▸ What the task requires: Write out all the data again, exactly as it stands.

▸ Information supplied:
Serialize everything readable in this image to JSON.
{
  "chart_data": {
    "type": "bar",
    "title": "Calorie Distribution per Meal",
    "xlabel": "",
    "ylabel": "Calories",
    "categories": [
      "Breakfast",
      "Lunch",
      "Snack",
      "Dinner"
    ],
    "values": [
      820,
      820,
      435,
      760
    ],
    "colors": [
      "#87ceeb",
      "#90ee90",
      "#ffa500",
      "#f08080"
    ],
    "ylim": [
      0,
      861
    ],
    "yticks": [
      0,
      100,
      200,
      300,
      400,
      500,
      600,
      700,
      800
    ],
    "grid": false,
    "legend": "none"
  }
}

▸ Worked solution:
Serialize everything readable in this image to JSON.
{
  "chart_data": {
    "type": "bar",
    "title": "Calorie Distribution per Meal",
    "xlabel": "",
    "ylabel": "Calories",
    "categories": [
      "Breakfast",
      "Lunch",
      "Snack",
      "Dinner"
    ],
    "values": [
      820,
      820,
      435,
      760
    ],
    "colors": [
      "#87ceeb",
      "#90ee90",
      "#ffa500",
      "#f08080"
    ],
    "ylim": [
      0,
      861
    ],
    "yticks": [
      0,
      100,
      200,
      300,
      400,
      500,
      600,
      700,
      800
    ],
    "grid": false,
    "legend": "none"
  }
}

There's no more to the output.